:: WHAT IS BEING ASKED ::
From the entries below, tally how many lines contain "this" and report only that figure.

:: ENTRIES ::
__________________________________________________

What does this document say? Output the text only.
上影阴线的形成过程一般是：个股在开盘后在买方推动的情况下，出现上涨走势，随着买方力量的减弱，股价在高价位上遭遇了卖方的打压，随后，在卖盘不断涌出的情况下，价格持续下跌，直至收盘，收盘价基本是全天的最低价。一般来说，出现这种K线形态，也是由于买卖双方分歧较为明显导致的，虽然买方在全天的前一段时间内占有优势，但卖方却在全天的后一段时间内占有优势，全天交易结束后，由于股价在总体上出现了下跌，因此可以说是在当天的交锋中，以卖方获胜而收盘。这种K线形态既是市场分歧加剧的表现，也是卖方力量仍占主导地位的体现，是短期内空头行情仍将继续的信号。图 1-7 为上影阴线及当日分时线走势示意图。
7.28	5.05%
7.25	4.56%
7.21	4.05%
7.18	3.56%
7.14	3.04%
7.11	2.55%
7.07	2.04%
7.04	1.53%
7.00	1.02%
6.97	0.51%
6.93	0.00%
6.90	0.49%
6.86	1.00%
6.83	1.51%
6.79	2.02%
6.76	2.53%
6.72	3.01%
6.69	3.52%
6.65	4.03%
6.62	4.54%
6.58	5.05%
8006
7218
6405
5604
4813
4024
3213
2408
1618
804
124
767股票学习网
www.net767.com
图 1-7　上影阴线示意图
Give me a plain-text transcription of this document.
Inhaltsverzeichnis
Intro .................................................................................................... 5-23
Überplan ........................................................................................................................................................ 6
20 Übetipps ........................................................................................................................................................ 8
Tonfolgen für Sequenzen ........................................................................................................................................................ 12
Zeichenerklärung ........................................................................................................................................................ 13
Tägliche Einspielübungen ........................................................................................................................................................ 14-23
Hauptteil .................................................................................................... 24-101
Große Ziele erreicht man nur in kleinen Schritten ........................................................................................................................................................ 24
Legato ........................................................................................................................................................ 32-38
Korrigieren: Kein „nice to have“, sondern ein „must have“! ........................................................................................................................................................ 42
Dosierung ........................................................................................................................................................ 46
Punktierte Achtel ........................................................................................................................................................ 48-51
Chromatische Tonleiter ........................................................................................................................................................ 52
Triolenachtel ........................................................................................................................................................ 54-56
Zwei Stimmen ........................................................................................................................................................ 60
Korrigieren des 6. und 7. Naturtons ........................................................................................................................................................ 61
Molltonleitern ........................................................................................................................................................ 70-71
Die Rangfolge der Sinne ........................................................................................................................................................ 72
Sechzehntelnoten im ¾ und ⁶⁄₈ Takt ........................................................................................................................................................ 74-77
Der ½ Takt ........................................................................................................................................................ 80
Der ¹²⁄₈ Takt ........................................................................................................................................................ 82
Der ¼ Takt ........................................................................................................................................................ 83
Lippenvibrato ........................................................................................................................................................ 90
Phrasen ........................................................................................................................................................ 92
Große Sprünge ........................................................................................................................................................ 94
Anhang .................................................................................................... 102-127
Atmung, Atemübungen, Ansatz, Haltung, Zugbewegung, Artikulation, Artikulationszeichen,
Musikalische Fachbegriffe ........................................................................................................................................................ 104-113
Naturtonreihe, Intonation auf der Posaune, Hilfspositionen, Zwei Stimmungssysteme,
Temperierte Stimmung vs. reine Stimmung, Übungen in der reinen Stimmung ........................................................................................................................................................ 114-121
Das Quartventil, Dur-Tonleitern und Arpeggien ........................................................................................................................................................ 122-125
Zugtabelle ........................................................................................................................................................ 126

__________________________________________________

:: CORRECT OUTPUT ::
2